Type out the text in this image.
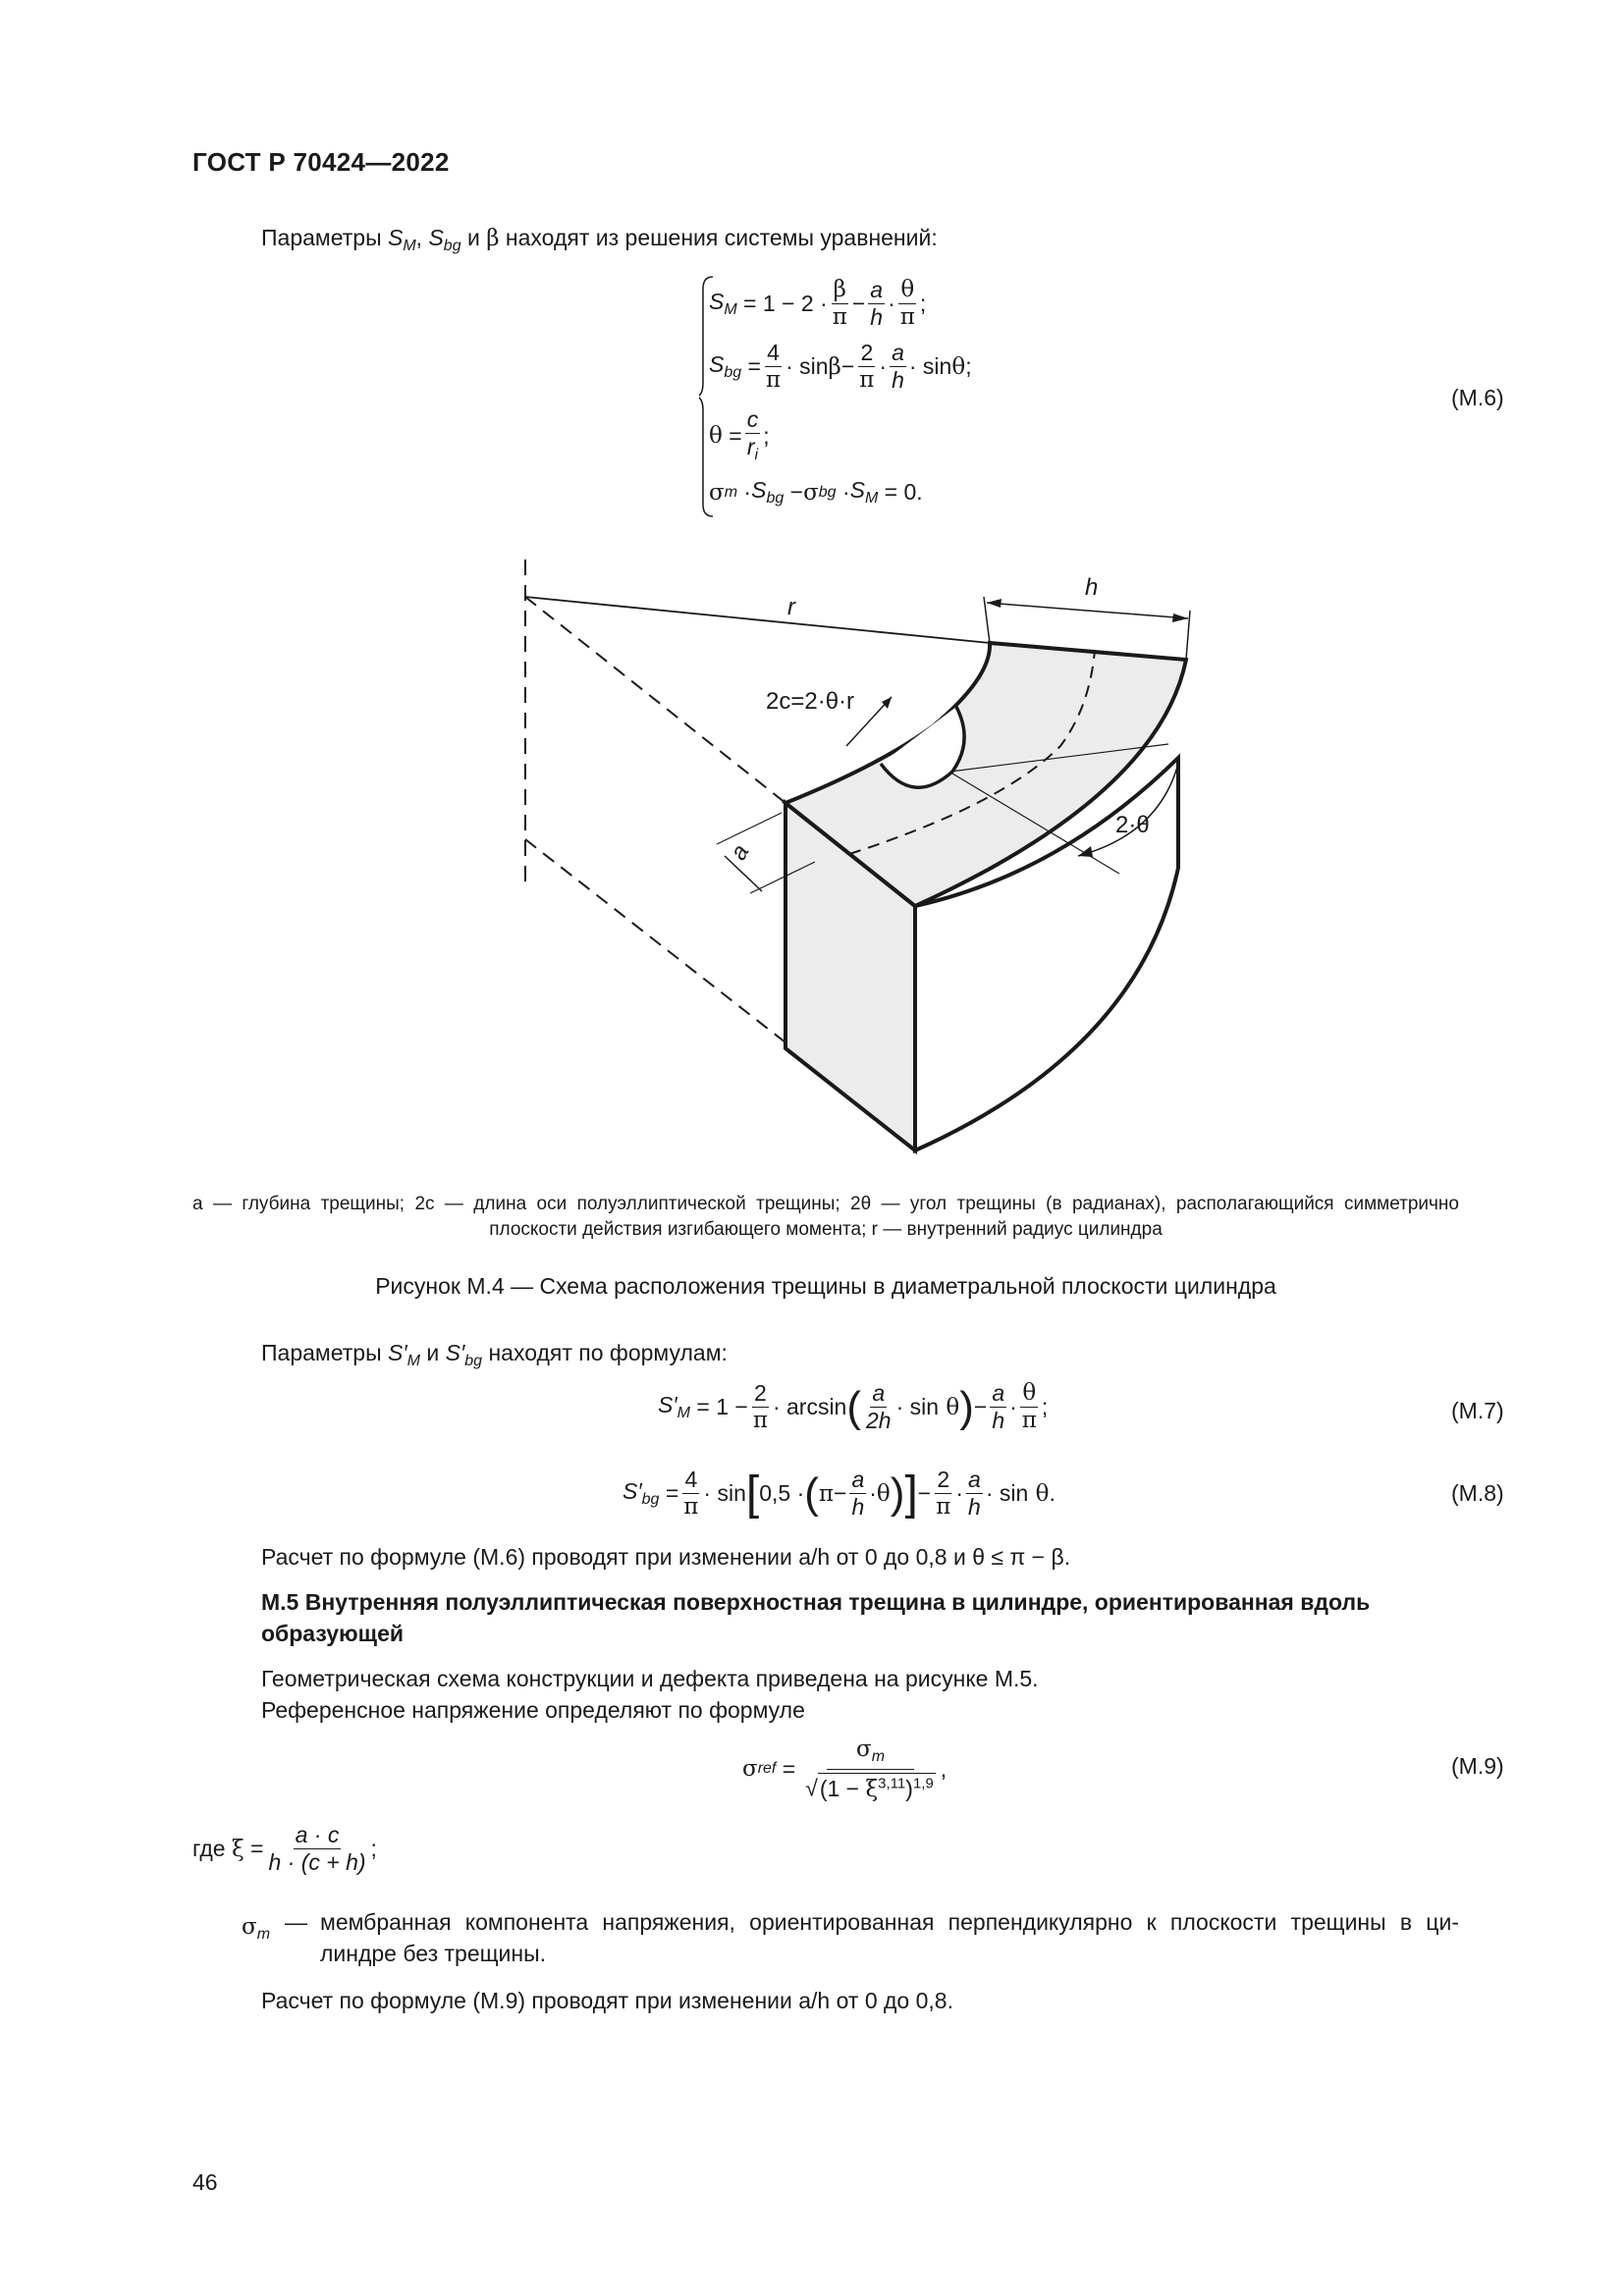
ГОСТ Р 70424—2022
Параметры $S_M$, $S_{bg}$ и β находят из решения системы уравнений:
$S_M = 1 - 2 \cdot \frac{\beta}{\pi} - \frac{a}{h} \cdot \frac{\theta}{\pi}$ ;
$S_{bg} = \frac{4}{\pi} \cdot \sin \beta - \frac{2}{\pi} \cdot \frac{a}{h} \cdot \sin \theta$ ;
$\theta = \frac{c}{r_i}$ ;
σ $m \cdot S_{bg} - \sigma$ bg · $S_M = 0$.
(М.6)
r
h
2c=2·θ·r
2·θ
a
a — глубина трещины; 2c — длина оси полуэллиптической трещины; 2θ — угол трещины (в радианах), располагающийся симметрично плоскости действия изгибающего момента; r — внутренний радиус цилиндра
Рисунок М.4 — Схема расположения трещины в диаметральной плоскости цилиндра
Параметры $S'_M$ и $S'_{bg}$ находят по формулам:
$S'_M = 1 - \frac{2}{\pi} \cdot \arcsin$ ( $\frac{a}{2h} \cdot \sin \theta$ ) − $\frac{a}{h} \cdot \frac{\theta}{\pi}$ ;	(М.7)
$S'_{bg} = \frac{4}{\pi} \cdot \sin$ [ 0,5 · ( $\pi - \frac{a}{h} \cdot \theta$ ) ] − $\frac{2}{\pi} \cdot \frac{a}{h} \cdot \sin \theta$ .	(М.8)
Расчет по формуле (М.6) проводят при изменении a/h от 0 до 0,8 и θ ≤ π − β.
М.5 Внутренняя полуэллиптическая поверхностная трещина в цилиндре, ориентированная вдоль
образующей
Геометрическая схема конструкции и дефекта приведена на рисунке М.5.
Референсное напряжение определяют по формуле
σ ref = $\frac{\sigma_m}{√(1 - \xi^{3,11})^{1,9}}$ ,	(М.9)
где
$\xi = \frac{a \cdot c}{h \cdot (c + h)}$ ;
$\sigma_m$ — мембранная компонента напряжения, ориентированная перпендикулярно к плоскости трещины в ци-
линдре без трещины.
Расчет по формуле (М.9) проводят при изменении a/h от 0 до 0,8.
46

* * * * *

**DIRECTIONS**
State how many lines of the records hold the string "цилиндра", and nothing else.

**FINAL ANSWER**
2